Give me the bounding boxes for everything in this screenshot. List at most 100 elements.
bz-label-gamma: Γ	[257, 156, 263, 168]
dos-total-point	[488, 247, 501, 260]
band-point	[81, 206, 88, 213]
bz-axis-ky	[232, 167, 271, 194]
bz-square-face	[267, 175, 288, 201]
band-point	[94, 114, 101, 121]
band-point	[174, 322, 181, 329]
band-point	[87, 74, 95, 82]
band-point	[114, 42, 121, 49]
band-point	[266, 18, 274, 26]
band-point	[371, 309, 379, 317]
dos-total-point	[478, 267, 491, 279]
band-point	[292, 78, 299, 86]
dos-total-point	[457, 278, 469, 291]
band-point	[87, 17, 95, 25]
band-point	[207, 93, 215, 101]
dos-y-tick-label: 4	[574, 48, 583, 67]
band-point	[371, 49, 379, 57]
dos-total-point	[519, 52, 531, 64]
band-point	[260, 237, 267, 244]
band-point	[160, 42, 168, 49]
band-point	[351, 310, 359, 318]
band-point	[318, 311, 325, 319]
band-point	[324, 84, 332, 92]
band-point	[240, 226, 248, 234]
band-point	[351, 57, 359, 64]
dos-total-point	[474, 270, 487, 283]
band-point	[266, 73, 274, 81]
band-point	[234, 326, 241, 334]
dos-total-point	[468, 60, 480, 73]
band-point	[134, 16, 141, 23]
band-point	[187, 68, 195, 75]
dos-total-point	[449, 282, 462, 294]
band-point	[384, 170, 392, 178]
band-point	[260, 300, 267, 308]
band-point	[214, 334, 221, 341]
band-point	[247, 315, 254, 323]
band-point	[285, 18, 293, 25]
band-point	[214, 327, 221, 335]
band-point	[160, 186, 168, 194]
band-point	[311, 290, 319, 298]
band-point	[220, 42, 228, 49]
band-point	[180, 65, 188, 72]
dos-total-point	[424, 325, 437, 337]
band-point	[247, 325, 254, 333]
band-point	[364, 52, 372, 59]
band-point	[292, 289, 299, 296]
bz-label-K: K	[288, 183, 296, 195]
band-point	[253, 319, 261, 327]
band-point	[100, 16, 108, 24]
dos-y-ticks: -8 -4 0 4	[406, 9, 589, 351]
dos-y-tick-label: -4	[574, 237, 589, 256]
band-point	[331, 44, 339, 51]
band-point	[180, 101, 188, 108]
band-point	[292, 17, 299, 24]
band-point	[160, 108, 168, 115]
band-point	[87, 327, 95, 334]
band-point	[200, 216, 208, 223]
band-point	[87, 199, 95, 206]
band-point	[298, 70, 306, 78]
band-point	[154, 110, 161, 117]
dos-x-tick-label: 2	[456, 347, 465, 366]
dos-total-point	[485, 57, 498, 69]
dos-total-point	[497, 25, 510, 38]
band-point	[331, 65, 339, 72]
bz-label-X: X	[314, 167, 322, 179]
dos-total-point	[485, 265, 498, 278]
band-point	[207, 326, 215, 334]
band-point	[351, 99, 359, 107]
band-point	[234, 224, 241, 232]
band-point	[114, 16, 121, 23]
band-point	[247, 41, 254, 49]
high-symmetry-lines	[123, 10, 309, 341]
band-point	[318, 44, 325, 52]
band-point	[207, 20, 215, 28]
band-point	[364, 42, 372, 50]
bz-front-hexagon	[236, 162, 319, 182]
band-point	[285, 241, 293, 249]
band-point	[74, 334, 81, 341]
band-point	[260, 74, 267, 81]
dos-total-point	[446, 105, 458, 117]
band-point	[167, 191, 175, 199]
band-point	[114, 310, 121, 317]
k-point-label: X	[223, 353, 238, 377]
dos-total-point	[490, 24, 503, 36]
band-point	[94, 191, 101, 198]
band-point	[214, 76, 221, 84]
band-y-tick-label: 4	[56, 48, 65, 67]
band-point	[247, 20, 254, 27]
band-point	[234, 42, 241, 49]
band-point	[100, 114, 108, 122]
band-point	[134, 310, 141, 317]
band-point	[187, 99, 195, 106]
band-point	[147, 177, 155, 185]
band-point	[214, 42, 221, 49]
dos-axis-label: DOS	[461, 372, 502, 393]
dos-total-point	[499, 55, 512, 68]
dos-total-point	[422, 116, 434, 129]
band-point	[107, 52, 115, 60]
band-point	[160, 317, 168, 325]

§

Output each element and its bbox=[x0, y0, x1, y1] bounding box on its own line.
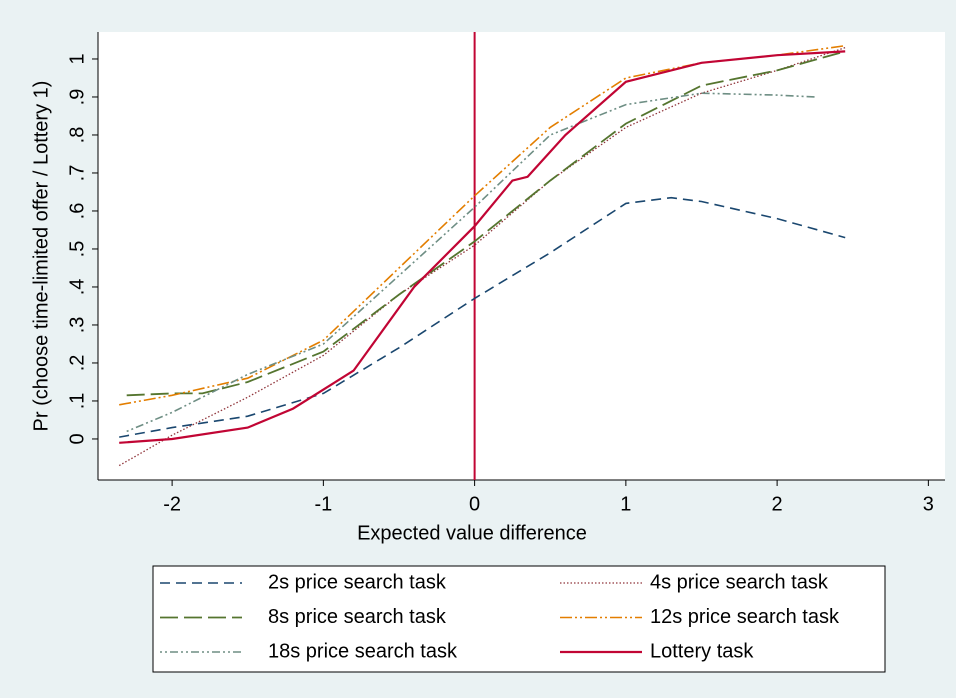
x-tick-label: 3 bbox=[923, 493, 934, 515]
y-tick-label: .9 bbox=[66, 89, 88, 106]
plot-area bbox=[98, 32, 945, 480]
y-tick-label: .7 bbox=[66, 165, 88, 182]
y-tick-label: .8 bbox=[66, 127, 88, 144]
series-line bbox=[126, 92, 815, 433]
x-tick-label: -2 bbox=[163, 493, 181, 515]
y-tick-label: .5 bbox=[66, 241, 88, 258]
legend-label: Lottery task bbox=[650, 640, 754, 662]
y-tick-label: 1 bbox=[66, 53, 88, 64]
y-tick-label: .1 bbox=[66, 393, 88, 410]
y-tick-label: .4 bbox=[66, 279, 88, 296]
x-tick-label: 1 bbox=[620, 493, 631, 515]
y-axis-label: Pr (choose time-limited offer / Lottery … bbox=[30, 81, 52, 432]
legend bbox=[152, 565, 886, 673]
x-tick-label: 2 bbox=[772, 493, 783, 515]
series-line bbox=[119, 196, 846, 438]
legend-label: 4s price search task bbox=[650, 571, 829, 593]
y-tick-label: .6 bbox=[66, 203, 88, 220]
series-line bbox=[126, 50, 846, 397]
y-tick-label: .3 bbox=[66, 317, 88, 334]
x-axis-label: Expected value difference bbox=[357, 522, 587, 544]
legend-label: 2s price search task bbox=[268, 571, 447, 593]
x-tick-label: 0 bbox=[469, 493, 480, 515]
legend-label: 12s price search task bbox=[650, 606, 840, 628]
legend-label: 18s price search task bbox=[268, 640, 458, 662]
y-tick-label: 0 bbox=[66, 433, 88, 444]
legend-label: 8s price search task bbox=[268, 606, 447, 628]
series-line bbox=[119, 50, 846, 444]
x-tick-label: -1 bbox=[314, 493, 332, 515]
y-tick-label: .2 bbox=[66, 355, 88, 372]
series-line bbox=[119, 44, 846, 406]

§

Can you lay out the lines from the one with "Give me the" up to and including the one with "52, 531, 64]" as a Markdown table, with the columns Number and Line, and leave out any blank lines?

| Number | Line |
|---|---|
| 1 | Give me the bounding boxes for everything in this screenshot. List at most 100 elements. |
| 2 | bz-label-gamma: Γ	[257, 156, 263, 168] |
| 3 | dos-total-point	[488, 247, 501, 260] |
| 4 | band-point	[81, 206, 88, 213] |
| 5 | bz-axis-ky	[232, 167, 271, 194] |
| 6 | bz-square-face	[267, 175, 288, 201] |
| 7 | band-point	[94, 114, 101, 121] |
| 8 | band-point	[174, 322, 181, 329] |
| 9 | band-point	[87, 74, 95, 82] |
| 10 | band-point	[114, 42, 121, 49] |
| 11 | band-point	[266, 18, 274, 26] |
| 12 | band-point	[371, 309, 379, 317] |
| 13 | dos-total-point	[478, 267, 491, 279] |
| 14 | band-point	[292, 78, 299, 86] |
| 15 | dos-total-point	[457, 278, 469, 291] |
| 16 | band-point	[87, 17, 95, 25] |
| 17 | band-point	[207, 93, 215, 101] |
| 18 | dos-y-tick-label: 4	[574, 48, 583, 67] |
| 19 | band-point	[371, 49, 379, 57] |
| 20 | dos-total-point	[519, 52, 531, 64] |